_Directions_: Using the listing below, copy every line that mentions "Design".

_Provided records_:
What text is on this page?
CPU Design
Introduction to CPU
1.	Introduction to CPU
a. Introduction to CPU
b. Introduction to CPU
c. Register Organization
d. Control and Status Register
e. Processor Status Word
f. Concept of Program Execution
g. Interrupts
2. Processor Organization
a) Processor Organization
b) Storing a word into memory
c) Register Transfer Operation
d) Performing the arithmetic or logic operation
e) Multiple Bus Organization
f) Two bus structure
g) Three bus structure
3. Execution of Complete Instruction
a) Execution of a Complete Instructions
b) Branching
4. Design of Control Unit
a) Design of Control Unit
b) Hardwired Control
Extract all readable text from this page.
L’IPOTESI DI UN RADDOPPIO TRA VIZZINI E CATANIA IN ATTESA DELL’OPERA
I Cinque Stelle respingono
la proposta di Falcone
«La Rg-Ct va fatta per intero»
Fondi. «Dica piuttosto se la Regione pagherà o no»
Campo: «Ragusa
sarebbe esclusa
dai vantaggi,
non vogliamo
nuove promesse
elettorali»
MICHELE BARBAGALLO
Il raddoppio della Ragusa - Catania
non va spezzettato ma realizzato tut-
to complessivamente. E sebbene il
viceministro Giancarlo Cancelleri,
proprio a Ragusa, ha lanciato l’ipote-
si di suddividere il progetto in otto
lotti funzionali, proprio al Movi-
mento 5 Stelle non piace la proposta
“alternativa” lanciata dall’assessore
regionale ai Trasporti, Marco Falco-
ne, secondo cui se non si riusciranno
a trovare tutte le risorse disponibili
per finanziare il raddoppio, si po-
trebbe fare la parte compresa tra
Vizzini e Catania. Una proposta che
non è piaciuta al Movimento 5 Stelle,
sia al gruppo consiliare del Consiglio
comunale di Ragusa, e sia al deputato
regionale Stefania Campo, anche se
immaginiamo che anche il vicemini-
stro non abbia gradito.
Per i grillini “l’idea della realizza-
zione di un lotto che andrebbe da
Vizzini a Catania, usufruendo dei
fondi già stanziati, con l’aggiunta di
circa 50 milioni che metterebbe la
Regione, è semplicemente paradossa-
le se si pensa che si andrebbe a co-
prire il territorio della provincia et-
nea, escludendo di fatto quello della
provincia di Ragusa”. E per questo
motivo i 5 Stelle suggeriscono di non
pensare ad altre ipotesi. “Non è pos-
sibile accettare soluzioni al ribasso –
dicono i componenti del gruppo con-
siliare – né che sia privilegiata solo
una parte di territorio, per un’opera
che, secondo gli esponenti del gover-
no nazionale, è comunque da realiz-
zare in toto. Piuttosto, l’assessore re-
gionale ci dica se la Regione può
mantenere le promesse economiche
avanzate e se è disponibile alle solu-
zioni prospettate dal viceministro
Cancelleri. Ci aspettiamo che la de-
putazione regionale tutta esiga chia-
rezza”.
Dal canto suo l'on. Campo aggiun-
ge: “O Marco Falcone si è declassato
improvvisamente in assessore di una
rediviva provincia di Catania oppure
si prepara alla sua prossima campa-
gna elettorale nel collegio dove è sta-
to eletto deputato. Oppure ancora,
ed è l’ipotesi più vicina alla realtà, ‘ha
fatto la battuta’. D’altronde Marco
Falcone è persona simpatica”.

_Written response_:
CPU Design
4. Design of Control Unit
a) Design of Control Unit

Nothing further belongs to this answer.